--- begin ---

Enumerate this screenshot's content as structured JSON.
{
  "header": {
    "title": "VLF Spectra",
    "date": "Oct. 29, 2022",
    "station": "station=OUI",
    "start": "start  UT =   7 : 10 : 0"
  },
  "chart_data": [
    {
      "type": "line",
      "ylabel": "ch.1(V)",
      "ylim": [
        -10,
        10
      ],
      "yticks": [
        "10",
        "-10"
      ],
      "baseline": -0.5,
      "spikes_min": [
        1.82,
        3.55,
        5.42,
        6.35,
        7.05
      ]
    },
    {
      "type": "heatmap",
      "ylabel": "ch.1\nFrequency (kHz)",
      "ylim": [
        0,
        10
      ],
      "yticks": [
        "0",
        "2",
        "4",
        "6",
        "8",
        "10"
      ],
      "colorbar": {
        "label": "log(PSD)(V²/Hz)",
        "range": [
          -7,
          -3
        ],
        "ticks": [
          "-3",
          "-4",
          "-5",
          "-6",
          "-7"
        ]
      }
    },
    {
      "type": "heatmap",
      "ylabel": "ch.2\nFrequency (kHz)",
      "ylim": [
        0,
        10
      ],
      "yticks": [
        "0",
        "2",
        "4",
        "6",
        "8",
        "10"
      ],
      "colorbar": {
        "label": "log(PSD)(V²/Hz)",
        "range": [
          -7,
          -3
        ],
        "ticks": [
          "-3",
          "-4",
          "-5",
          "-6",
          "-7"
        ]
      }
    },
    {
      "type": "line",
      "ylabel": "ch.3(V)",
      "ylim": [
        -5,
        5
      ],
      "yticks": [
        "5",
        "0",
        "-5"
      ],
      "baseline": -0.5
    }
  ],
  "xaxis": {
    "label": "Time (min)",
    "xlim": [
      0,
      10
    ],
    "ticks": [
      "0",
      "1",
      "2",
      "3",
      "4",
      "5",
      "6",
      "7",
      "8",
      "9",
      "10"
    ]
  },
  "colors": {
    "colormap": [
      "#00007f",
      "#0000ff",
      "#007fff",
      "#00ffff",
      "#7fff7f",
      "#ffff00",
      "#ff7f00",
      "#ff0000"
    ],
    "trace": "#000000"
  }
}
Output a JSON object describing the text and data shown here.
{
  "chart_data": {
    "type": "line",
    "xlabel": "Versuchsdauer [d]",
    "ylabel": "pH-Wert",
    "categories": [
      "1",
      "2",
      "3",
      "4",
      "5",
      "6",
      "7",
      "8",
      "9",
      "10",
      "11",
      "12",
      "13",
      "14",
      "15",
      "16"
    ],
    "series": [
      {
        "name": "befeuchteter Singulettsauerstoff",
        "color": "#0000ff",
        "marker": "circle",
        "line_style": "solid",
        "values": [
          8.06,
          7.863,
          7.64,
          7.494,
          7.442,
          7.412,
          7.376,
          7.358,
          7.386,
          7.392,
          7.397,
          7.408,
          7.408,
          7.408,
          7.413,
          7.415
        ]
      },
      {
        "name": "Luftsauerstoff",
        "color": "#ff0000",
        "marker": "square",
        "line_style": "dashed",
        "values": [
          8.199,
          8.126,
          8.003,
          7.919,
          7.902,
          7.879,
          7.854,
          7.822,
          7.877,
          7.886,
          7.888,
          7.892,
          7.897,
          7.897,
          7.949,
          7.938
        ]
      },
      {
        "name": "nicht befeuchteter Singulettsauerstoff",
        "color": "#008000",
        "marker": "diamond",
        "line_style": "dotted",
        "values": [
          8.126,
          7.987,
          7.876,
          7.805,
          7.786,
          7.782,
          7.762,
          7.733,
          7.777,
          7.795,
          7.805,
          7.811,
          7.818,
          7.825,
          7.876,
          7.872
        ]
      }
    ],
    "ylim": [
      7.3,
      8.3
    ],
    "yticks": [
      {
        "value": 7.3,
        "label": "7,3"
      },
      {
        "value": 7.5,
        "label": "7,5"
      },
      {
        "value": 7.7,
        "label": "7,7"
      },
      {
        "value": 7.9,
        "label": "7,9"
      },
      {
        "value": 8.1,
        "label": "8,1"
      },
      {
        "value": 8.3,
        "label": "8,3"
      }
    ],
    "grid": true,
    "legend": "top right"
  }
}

--- end ---

On how many lines does the word "marker" appear? Answer with only the number.

3